### Exercise prompt
Look through the material below, count the lines containing the word "name", and state only the count.

+--

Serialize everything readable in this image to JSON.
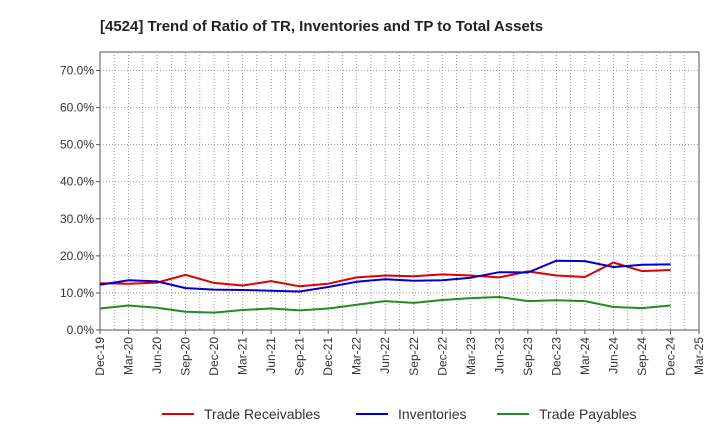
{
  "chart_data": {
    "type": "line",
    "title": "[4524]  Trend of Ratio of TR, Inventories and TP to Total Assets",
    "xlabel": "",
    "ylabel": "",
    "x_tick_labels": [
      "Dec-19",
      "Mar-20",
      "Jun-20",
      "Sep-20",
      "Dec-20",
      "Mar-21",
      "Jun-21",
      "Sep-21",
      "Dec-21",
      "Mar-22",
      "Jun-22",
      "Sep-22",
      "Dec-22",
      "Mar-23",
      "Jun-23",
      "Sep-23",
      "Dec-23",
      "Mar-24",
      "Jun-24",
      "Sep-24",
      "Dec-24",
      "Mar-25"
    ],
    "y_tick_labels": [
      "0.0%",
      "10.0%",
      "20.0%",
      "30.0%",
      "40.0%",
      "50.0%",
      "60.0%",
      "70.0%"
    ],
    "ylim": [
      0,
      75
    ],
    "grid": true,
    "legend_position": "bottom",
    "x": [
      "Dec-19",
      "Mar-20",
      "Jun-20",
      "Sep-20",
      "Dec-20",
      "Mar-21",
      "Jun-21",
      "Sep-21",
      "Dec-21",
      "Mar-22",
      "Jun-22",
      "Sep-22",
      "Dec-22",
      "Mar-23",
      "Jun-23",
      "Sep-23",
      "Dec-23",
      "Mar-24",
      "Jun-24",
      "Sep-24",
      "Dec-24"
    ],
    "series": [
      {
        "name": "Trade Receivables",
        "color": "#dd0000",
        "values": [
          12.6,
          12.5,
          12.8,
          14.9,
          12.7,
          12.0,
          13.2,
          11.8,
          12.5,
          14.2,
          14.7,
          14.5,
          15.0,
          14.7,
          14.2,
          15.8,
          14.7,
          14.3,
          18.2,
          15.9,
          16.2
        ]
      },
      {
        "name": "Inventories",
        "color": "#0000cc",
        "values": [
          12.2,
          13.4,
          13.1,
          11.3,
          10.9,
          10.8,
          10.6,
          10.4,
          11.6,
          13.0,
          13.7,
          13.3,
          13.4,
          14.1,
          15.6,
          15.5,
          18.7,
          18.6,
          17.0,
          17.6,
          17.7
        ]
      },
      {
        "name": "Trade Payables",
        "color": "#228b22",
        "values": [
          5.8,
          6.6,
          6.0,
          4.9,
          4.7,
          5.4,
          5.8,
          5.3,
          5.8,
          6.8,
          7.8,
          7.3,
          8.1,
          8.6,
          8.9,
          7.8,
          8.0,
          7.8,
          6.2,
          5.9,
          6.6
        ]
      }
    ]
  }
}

+--

### Response
3